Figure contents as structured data
****

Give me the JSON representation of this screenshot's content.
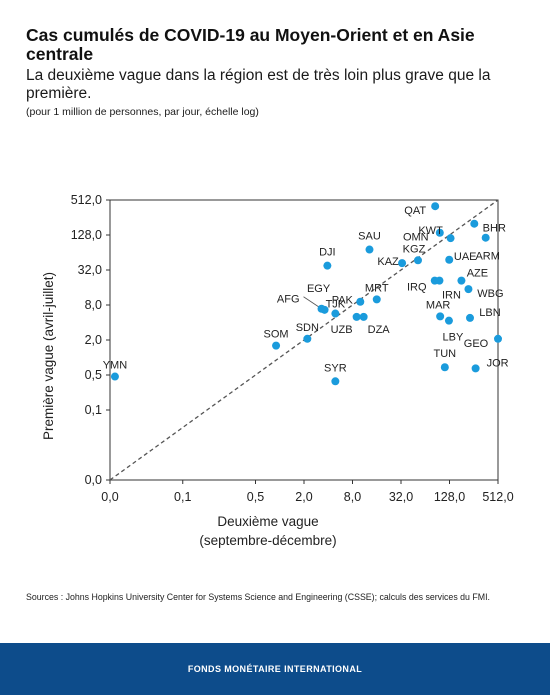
{
  "title": "Cas cumulés de COVID-19 au Moyen-Orient et en Asie centrale",
  "subtitle": "La deuxième vague dans la région est de très loin plus grave que la première.",
  "note": "(pour 1 million de personnes, par jour, échelle log)",
  "sources": "Sources : Johns Hopkins University Center for Systems Science and Engineering (CSSE); calculs des services du FMI.",
  "footer": "FONDS MONÉTAIRE INTERNATIONAL",
  "colors": {
    "point": "#1a9bdc",
    "footer": "#0d4c8b",
    "diagonal": "#555555"
  },
  "chart_data": {
    "type": "scatter",
    "xlabel": [
      "Deuxième vague",
      "(septembre-décembre)"
    ],
    "ylabel": "Première vague  (avril-juillet)",
    "scale": "log2",
    "x_ticks": [
      {
        "value": 0.0078125,
        "label": "0,0"
      },
      {
        "value": 0.0625,
        "label": "0,1"
      },
      {
        "value": 0.5,
        "label": "0,5"
      },
      {
        "value": 2,
        "label": "2,0"
      },
      {
        "value": 8,
        "label": "8,0"
      },
      {
        "value": 32,
        "label": "32,0"
      },
      {
        "value": 128,
        "label": "128,0"
      },
      {
        "value": 512,
        "label": "512,0"
      }
    ],
    "y_ticks": [
      {
        "value": 0.0078125,
        "label": "0,0"
      },
      {
        "value": 0.125,
        "label": "0,1"
      },
      {
        "value": 0.5,
        "label": "0,5"
      },
      {
        "value": 2,
        "label": "2,0"
      },
      {
        "value": 8,
        "label": "8,0"
      },
      {
        "value": 32,
        "label": "32,0"
      },
      {
        "value": 128,
        "label": "128,0"
      },
      {
        "value": 512,
        "label": "512,0"
      }
    ],
    "xlim": [
      0.0078125,
      512
    ],
    "ylim": [
      0.0078125,
      512
    ],
    "diagonal": true,
    "points": [
      {
        "label": "YMN",
        "x": 0.009,
        "y": 0.47
      },
      {
        "label": "SOM",
        "x": 0.9,
        "y": 1.6
      },
      {
        "label": "SDN",
        "x": 2.2,
        "y": 2.1
      },
      {
        "label": "SYR",
        "x": 4.9,
        "y": 0.39
      },
      {
        "label": "AFG",
        "x": 3.3,
        "y": 6.9
      },
      {
        "label": "EGY",
        "x": 3.6,
        "y": 6.6
      },
      {
        "label": "TJK",
        "x": 4.9,
        "y": 5.7
      },
      {
        "label": "DJI",
        "x": 3.9,
        "y": 38
      },
      {
        "label": "UZB",
        "x": 9,
        "y": 5.0
      },
      {
        "label": "DZA",
        "x": 11,
        "y": 5.0
      },
      {
        "label": "PAK",
        "x": 10,
        "y": 9.1
      },
      {
        "label": "MRT",
        "x": 16,
        "y": 10
      },
      {
        "label": "SAU",
        "x": 13,
        "y": 72
      },
      {
        "label": "KAZ",
        "x": 33,
        "y": 42
      },
      {
        "label": "KGZ",
        "x": 52,
        "y": 47
      },
      {
        "label": "IRQ",
        "x": 84,
        "y": 21
      },
      {
        "label": "IRN",
        "x": 96,
        "y": 21
      },
      {
        "label": "UAE",
        "x": 127,
        "y": 48
      },
      {
        "label": "AZE",
        "x": 180,
        "y": 21
      },
      {
        "label": "WBG",
        "x": 220,
        "y": 15
      },
      {
        "label": "OMN",
        "x": 97,
        "y": 140
      },
      {
        "label": "QAT",
        "x": 85,
        "y": 400
      },
      {
        "label": "KWT",
        "x": 132,
        "y": 113
      },
      {
        "label": "BHR",
        "x": 260,
        "y": 200
      },
      {
        "label": "ARM",
        "x": 360,
        "y": 115
      },
      {
        "label": "MAR",
        "x": 98,
        "y": 5.1
      },
      {
        "label": "LBY",
        "x": 126,
        "y": 4.3
      },
      {
        "label": "LBN",
        "x": 230,
        "y": 4.8
      },
      {
        "label": "TUN",
        "x": 112,
        "y": 0.68
      },
      {
        "label": "JOR",
        "x": 270,
        "y": 0.65
      },
      {
        "label": "GEO",
        "x": 512,
        "y": 2.1
      }
    ]
  }
}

****

• [PROBLEM DETAILS]:
Copy the entries exactly. Leave out the images.

• [SOLUTION TO THE EXERCISE]:
Give me the JSON representation of this screenshot's content.
{
  "title": "Cas cumulés de COVID-19 au Moyen-Orient et en Asie centrale",
  "subtitle": "La deuxième vague dans la région est de très loin plus grave que la première.",
  "note": "(pour 1 million de personnes, par jour, échelle log)",
  "sources": "Sources : Johns Hopkins University Center for Systems Science and Engineering (CSSE); calculs des services du FMI.",
  "footer": "FONDS MONÉTAIRE INTERNATIONAL",
  "colors": {
    "point": "#1a9bdc",
    "footer": "#0d4c8b",
    "diagonal": "#555555"
  },
  "chart_data": {
    "type": "scatter",
    "xlabel": [
      "Deuxième vague",
      "(septembre-décembre)"
    ],
    "ylabel": "Première vague  (avril-juillet)",
    "scale": "log2",
    "x_ticks": [
      {
        "value": 0.0078125,
        "label": "0,0"
      },
      {
        "value": 0.0625,
        "label": "0,1"
      },
      {
        "value": 0.5,
        "label": "0,5"
      },
      {
        "value": 2,
        "label": "2,0"
      },
      {
        "value": 8,
        "label": "8,0"
      },
      {
        "value": 32,
        "label": "32,0"
      },
      {
        "value": 128,
        "label": "128,0"
      },
      {
        "value": 512,
        "label": "512,0"
      }
    ],
    "y_ticks": [
      {
        "value": 0.0078125,
        "label": "0,0"
      },
      {
        "value": 0.125,
        "label": "0,1"
      },
      {
        "value": 0.5,
        "label": "0,5"
      },
      {
        "value": 2,
        "label": "2,0"
      },
      {
        "value": 8,
        "label": "8,0"
      },
      {
        "value": 32,
        "label": "32,0"
      },
      {
        "value": 128,
        "label": "128,0"
      },
      {
        "value": 512,
        "label": "512,0"
      }
    ],
    "xlim": [
      0.0078125,
      512
    ],
    "ylim": [
      0.0078125,
      512
    ],
    "diagonal": true,
    "points": [
      {
        "label": "YMN",
        "x": 0.009,
        "y": 0.47
      },
      {
        "label": "SOM",
        "x": 0.9,
        "y": 1.6
      },
      {
        "label": "SDN",
        "x": 2.2,
        "y": 2.1
      },
      {
        "label": "SYR",
        "x": 4.9,
        "y": 0.39
      },
      {
        "label": "AFG",
        "x": 3.3,
        "y": 6.9
      },
      {
        "label": "EGY",
        "x": 3.6,
        "y": 6.6
      },
      {
        "label": "TJK",
        "x": 4.9,
        "y": 5.7
      },
      {
        "label": "DJI",
        "x": 3.9,
        "y": 38
      },
      {
        "label": "UZB",
        "x": 9,
        "y": 5.0
      },
      {
        "label": "DZA",
        "x": 11,
        "y": 5.0
      },
      {
        "label": "PAK",
        "x": 10,
        "y": 9.1
      },
      {
        "label": "MRT",
        "x": 16,
        "y": 10
      },
      {
        "label": "SAU",
        "x": 13,
        "y": 72
      },
      {
        "label": "KAZ",
        "x": 33,
        "y": 42
      },
      {
        "label": "KGZ",
        "x": 52,
        "y": 47
      },
      {
        "label": "IRQ",
        "x": 84,
        "y": 21
      },
      {
        "label": "IRN",
        "x": 96,
        "y": 21
      },
      {
        "label": "UAE",
        "x": 127,
        "y": 48
      },
      {
        "label": "AZE",
        "x": 180,
        "y": 21
      },
      {
        "label": "WBG",
        "x": 220,
        "y": 15
      },
      {
        "label": "OMN",
        "x": 97,
        "y": 140
      },
      {
        "label": "QAT",
        "x": 85,
        "y": 400
      },
      {
        "label": "KWT",
        "x": 132,
        "y": 113
      },
      {
        "label": "BHR",
        "x": 260,
        "y": 200
      },
      {
        "label": "ARM",
        "x": 360,
        "y": 115
      },
      {
        "label": "MAR",
        "x": 98,
        "y": 5.1
      },
      {
        "label": "LBY",
        "x": 126,
        "y": 4.3
      },
      {
        "label": "LBN",
        "x": 230,
        "y": 4.8
      },
      {
        "label": "TUN",
        "x": 112,
        "y": 0.68
      },
      {
        "label": "JOR",
        "x": 270,
        "y": 0.65
      },
      {
        "label": "GEO",
        "x": 512,
        "y": 2.1
      }
    ]
  }
}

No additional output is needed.